The request: Go through the listing and copy each line with the string "data".

Input records:

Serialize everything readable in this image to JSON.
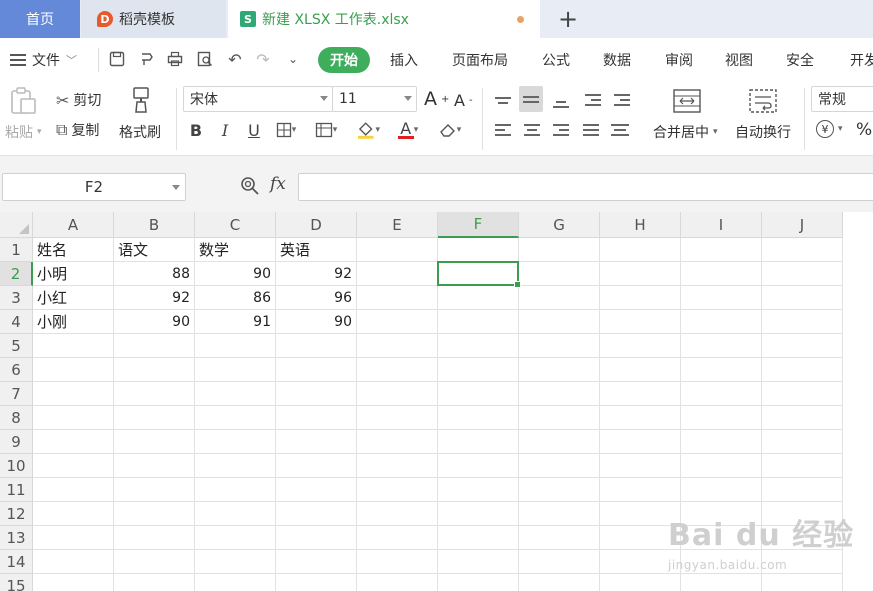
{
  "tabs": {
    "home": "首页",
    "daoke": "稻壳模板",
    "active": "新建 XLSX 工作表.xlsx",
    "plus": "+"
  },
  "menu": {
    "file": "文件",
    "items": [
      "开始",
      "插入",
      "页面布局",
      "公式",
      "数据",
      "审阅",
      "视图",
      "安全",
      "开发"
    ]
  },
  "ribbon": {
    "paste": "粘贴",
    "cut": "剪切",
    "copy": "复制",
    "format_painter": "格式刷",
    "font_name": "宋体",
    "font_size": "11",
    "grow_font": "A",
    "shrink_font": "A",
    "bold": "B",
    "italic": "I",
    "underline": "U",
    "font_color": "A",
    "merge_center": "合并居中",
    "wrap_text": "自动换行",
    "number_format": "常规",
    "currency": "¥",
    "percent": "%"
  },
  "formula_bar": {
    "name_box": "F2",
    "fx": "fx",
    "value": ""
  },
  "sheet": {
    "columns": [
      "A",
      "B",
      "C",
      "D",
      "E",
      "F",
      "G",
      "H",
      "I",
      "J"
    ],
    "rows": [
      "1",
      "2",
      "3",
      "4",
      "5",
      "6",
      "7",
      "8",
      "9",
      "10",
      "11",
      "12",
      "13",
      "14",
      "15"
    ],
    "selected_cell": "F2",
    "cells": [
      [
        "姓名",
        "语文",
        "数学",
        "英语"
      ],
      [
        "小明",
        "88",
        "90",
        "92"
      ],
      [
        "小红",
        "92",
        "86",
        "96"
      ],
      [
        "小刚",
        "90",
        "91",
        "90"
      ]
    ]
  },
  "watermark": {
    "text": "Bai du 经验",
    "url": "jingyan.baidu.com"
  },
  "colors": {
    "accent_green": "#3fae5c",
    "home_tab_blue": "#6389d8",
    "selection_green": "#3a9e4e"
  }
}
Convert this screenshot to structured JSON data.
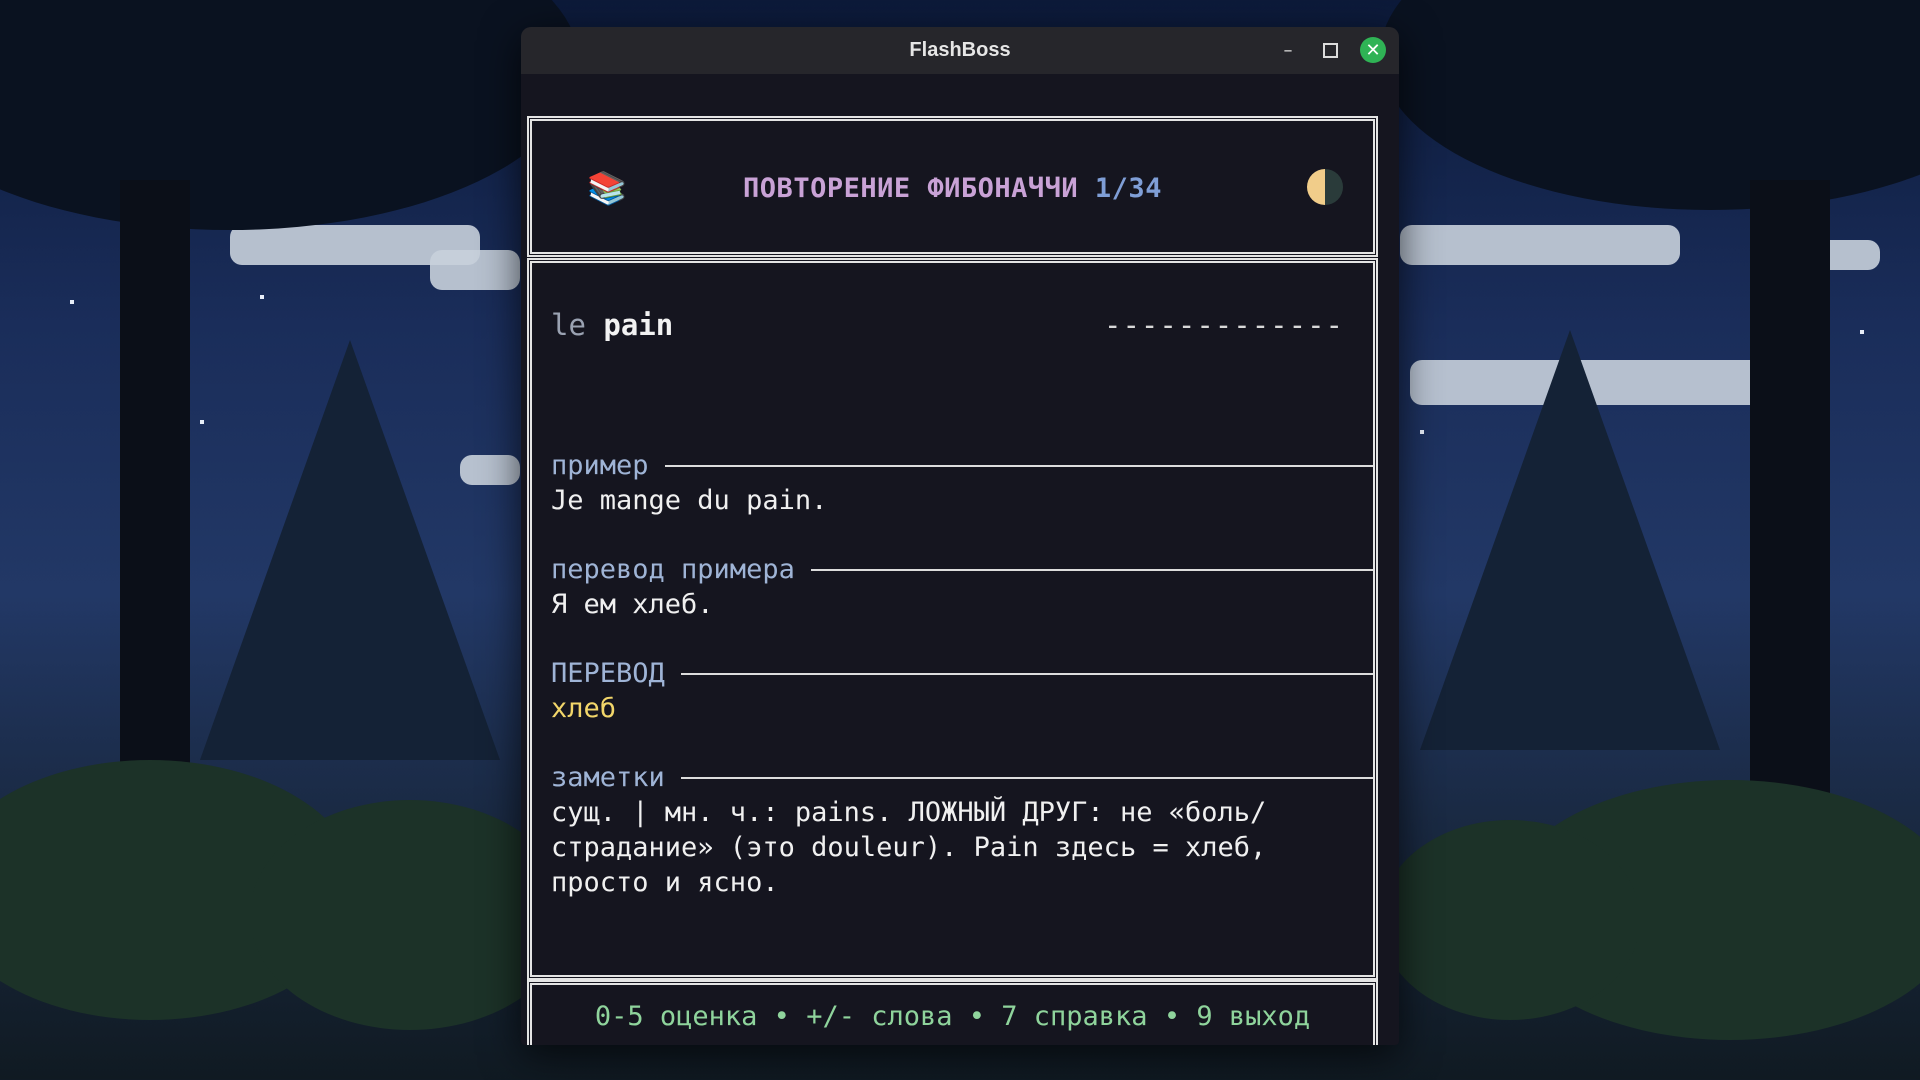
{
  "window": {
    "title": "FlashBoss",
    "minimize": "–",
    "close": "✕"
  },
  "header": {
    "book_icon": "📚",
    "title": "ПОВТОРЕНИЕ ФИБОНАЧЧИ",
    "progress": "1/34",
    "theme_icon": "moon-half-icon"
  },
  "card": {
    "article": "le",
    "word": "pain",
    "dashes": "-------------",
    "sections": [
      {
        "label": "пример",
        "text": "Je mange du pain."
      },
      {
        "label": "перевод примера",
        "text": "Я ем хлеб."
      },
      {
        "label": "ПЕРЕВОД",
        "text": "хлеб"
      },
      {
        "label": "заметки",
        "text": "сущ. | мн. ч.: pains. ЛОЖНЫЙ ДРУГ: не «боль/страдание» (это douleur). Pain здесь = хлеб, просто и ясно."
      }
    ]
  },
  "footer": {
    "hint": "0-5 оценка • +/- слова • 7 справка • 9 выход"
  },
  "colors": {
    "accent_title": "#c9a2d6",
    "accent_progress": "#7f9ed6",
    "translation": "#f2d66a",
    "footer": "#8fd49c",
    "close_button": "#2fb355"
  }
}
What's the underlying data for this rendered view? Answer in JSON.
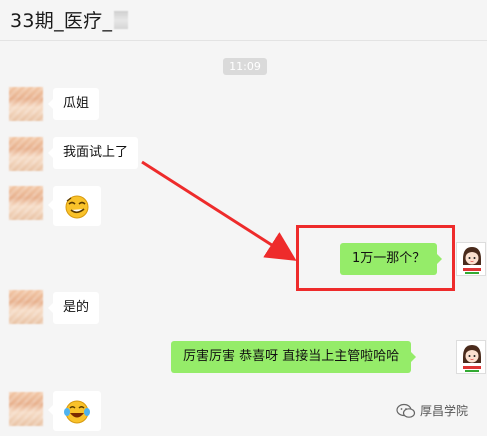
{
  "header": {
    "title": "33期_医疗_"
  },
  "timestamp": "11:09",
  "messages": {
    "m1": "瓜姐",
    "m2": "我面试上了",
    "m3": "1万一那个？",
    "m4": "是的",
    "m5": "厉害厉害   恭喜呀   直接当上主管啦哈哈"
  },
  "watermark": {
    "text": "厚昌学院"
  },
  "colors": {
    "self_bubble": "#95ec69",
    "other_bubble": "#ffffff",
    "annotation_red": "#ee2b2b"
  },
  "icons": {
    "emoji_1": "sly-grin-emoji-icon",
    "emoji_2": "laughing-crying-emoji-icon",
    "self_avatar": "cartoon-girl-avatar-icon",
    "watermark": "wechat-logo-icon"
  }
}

Task answer:
Convert this screenshot to structured JSON data.
What's the underlying data for this rendered view? Answer in JSON.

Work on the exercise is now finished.